> _Page extract_:

■ ■ ■ ■ ■ ■ ■

8.8. Exercises¶
The code for this chapter is in the notebook chap08.ipynb in the repository for this book. Open this notebook, read the code, and run the cells. You can use this notebook to work on the following exercises.
Exercise 1: Start GoL in a random state and run it until it stabilizes. What stable patterns can you identify?
Exercise 2: Many named patterns are available in portable file formats. Modify Life.py
to parse one of these formats and initialize the grid.
Exercise 3: In the given implementation, the Life
class is based on a parent class called Cell2D
, and the LifeViewer
class is based on Cell2DViewer
. You can use these base classes to implement other 2-D cellular automatons.
For example, one variation of GoL, called “Highlife”, has the same rules as GoL, plus one additional rule: a dead cell with 6 neighbors comes to life.
Write a class named Highlife that inherits from Cell2D
and implements this version of the rules. Also write a class named HighlifeViewer
that inherits from Cell2DViewer
and try different ways to visualize the results. As a simple example, use a different colormap.
One of the more interesting patterns in Highlife is the replicator. Use add_cells
to initialize Highlife with a replicator and see what it does.
Exercise 4: If you generalize the Turing machine to two dimensions, or add a read-write head to a 2-D CA, the result is a cellular automaton called a Turmite. It is named after a termite because of the way the read-write head moves, but spelled wrong as an homage to Alan Turing.

■ ■ ■ ■ ■ ■ ■

> _What to do_:
[1] In the chapter 8 exercises, what additional rule does the Highlife variation add to the rules of GoL?
[2] For each statement, answer yes or no according to the chapter 8 exercises, and quote the words of the text that decide it.
(a) The code for the chapter is in a notebook named chap08.ipynb.
(b) The Life class is based on a parent class called Cell2DViewer.
(c) The Turmite is named after Alan Turing because of the way its read-write head moves.
[3] Continue the chapter 8 exercises from the point at which the text stops.

> _Dataset_:
■ ■ ■ ■ ■ ■ ■

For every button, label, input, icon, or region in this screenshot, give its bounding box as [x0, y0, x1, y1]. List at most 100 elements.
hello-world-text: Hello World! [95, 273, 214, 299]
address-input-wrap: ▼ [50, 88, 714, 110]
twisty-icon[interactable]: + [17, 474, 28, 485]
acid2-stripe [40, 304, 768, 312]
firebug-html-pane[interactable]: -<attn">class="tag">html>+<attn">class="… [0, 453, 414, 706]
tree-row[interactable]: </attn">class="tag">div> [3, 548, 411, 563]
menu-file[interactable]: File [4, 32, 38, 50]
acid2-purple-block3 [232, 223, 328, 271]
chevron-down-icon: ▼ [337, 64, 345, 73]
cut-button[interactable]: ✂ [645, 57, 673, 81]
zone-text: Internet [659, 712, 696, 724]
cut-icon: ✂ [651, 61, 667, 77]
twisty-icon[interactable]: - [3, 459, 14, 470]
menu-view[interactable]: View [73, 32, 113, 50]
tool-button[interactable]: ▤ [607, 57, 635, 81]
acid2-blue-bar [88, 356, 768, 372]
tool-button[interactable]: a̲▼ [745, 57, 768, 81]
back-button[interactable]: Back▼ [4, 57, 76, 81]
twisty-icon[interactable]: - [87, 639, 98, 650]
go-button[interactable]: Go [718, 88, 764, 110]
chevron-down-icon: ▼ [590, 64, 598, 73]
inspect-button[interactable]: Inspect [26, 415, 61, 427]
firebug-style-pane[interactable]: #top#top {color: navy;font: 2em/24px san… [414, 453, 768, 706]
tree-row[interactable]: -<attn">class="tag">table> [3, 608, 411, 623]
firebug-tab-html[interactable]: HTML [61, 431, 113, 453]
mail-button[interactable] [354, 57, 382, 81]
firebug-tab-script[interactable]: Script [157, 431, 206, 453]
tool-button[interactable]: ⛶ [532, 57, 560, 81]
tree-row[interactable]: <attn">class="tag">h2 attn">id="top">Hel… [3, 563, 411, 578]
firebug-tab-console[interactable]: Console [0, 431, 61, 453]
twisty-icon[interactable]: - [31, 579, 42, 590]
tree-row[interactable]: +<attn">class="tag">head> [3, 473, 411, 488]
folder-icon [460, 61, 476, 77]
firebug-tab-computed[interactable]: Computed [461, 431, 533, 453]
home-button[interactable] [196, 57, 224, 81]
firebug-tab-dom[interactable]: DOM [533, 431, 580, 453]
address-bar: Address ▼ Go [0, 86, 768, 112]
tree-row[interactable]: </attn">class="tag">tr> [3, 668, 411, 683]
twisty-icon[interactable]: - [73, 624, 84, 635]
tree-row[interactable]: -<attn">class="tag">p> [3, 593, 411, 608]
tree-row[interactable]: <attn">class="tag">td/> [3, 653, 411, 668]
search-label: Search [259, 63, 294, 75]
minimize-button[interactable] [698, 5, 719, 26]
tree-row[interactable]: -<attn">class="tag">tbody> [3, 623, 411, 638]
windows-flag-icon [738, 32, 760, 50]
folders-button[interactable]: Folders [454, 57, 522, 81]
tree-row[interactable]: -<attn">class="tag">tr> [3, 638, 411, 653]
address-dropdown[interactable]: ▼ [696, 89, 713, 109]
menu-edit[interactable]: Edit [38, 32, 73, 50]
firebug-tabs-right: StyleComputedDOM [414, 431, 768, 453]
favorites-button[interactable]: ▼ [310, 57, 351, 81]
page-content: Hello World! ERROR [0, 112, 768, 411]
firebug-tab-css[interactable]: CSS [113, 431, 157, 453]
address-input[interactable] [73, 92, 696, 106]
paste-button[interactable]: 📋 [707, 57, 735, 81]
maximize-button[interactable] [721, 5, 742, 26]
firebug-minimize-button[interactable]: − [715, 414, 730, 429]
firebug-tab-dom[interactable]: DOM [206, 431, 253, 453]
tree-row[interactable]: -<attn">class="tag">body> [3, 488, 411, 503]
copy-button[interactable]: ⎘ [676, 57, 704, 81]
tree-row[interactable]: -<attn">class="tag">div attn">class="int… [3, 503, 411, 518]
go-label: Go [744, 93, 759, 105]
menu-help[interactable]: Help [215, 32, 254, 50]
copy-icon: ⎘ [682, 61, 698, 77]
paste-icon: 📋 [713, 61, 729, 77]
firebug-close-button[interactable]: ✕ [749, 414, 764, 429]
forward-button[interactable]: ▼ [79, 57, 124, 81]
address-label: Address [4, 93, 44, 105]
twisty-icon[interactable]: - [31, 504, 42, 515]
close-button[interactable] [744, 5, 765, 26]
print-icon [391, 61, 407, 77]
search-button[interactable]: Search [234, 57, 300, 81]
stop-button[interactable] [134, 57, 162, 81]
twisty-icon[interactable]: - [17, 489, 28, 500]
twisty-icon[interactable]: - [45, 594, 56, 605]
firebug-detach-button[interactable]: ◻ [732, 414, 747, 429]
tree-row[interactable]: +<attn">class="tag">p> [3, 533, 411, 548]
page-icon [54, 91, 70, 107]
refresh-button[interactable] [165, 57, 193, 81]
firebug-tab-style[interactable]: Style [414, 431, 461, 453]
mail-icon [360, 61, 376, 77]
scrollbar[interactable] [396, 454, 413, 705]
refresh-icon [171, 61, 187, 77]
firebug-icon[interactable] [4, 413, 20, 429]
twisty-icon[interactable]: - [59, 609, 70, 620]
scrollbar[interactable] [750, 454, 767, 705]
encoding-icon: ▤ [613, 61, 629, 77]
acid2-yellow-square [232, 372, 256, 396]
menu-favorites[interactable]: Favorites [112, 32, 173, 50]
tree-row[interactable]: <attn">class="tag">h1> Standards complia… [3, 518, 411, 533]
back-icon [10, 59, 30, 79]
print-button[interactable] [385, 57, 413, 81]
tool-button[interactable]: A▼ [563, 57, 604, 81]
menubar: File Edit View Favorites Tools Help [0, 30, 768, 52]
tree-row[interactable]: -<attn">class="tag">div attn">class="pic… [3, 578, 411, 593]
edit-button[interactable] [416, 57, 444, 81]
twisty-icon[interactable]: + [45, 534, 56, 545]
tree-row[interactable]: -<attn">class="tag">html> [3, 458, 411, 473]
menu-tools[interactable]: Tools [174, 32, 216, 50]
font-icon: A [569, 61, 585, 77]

■ ■ ■ ■ ■ ■ ■

> _Solved problems_:
[1] A dead cell with 6 neighbors comes to life.

[2]
(a) Yes: "The code for this chapter is in the notebook chap08.ipynb in the repository for this book."
(b) No: "the Life class is based on a parent class called Cell2D"
(c) No: "It is named after a termite because of the way the read-write head moves, but spelled wrong as an homage to Alan Turing."

[3]
The most famous Turmite is Langton’s Ant, discovered by Chris Langton in 1986.
The ant is a read-write head with four states, which you can think of as facing north, south, east or west. The cells have two states, black and white.
The rules are simple. During each time step, the ant checks the color of the cell it is on. If black, the ant turns to the right, changes the cell to white, and moves forward one space. If the cell is white, the ant turns left, changes the cell to black, and moves forward.
Given a simple world, a simple set of rules, and only one moving part, you might expect to see simple behavior — but you should know better by now. Starting with all white cells, Langton’s ant moves in a seemingly random pattern for more than 10,000 steps before it enters a cycle with a period of 104 steps. After each cycle, the ant is translated diagonally, so it leaves a trail called the “highway”.
Write an implementation of Langton’s Ant.